───── Data supplied

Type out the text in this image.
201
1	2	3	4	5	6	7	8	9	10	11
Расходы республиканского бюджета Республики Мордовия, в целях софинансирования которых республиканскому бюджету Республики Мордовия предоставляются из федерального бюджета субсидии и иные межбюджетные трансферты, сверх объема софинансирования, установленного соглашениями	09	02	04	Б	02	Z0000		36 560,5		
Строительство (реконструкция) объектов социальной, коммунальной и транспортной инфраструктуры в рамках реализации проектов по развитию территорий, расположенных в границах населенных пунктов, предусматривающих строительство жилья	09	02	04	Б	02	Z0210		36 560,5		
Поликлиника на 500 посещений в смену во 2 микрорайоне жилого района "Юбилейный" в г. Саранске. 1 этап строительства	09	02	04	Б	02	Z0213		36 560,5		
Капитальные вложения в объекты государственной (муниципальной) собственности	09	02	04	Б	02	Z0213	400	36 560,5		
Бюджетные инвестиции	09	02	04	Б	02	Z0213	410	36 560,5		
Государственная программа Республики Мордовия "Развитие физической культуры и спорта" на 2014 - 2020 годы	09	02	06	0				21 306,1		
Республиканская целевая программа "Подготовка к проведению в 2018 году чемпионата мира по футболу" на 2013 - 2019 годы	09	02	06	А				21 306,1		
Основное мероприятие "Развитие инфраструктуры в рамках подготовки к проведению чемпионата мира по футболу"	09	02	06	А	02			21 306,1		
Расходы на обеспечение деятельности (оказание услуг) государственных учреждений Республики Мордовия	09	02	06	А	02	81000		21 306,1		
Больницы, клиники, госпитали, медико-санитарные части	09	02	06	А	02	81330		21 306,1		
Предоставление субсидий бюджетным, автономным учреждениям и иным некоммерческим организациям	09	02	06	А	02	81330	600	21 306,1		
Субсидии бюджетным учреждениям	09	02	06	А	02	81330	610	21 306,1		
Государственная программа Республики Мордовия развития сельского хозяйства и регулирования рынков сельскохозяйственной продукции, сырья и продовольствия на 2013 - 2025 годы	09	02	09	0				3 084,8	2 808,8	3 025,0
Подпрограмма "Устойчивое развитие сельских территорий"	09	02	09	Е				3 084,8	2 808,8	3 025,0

──────────

What to do:
Pull out every line in the material above where "рамках" occurs.

Written solution:
Строительство (реконструкция) объектов социальной, коммунальной и транспортной инфраструктуры в рамках реализации проектов по развитию территорий, расположенных в границах населенных пунктов, предусматривающих строительство жилья	09	02	04	Б	02	Z0210		36 560,5		
Основное мероприятие "Развитие инфраструктуры в рамках подготовки к проведению чемпионата мира по футболу"	09	02	06	А	02			21 306,1		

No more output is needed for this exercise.